◆ What is required
Return the records below from the line containing "Convert this document image to plain text." onward, exactly, through and including the last line.

Saved entries
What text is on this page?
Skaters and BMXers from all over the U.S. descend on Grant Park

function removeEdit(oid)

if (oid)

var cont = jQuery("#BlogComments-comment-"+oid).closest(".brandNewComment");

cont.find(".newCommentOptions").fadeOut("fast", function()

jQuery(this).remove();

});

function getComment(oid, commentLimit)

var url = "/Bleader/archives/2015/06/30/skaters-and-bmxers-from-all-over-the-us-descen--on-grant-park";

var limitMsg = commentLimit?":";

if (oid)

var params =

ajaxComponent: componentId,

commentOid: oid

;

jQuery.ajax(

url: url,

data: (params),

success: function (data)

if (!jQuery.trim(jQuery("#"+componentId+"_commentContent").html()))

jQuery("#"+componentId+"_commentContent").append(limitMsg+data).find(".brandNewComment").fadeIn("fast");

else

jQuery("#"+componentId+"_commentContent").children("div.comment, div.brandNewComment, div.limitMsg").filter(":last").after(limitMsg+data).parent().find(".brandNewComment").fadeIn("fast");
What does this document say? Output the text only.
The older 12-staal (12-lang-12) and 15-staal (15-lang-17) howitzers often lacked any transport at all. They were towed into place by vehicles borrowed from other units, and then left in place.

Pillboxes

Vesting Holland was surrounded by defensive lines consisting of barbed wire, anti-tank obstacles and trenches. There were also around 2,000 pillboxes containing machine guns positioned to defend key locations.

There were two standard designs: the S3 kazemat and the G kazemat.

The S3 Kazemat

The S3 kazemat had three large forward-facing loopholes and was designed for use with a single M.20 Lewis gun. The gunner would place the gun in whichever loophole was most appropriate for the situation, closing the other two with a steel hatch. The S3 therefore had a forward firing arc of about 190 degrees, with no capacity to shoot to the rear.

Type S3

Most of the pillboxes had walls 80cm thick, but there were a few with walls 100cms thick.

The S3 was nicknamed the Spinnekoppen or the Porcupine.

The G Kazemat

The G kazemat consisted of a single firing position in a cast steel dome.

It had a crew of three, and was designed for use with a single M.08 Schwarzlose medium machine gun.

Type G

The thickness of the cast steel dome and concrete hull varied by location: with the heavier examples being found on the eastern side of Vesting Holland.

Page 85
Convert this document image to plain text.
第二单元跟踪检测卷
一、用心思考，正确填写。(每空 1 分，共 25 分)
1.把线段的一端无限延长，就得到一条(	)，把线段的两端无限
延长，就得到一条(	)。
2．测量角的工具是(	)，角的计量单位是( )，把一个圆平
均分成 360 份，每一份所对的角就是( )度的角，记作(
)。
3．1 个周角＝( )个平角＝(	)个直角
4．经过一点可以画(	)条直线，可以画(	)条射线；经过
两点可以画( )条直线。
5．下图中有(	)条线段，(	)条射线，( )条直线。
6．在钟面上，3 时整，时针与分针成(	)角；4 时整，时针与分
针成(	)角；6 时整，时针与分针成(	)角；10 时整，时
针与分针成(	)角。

◆ Final result
Convert this document image to plain text.
第二单元跟踪检测卷
一、用心思考，正确填写。(每空 1 分，共 25 分)
1.把线段的一端无限延长，就得到一条(	)，把线段的两端无限
延长，就得到一条(	)。
2．测量角的工具是(	)，角的计量单位是( )，把一个圆平
均分成 360 份，每一份所对的角就是( )度的角，记作(
)。
3．1 个周角＝( )个平角＝(	)个直角
4．经过一点可以画(	)条直线，可以画(	)条射线；经过
两点可以画( )条直线。
5．下图中有(	)条线段，(	)条射线，( )条直线。
6．在钟面上，3 时整，时针与分针成(	)角；4 时整，时针与分
针成(	)角；6 时整，时针与分针成(	)角；10 时整，时
针与分针成(	)角。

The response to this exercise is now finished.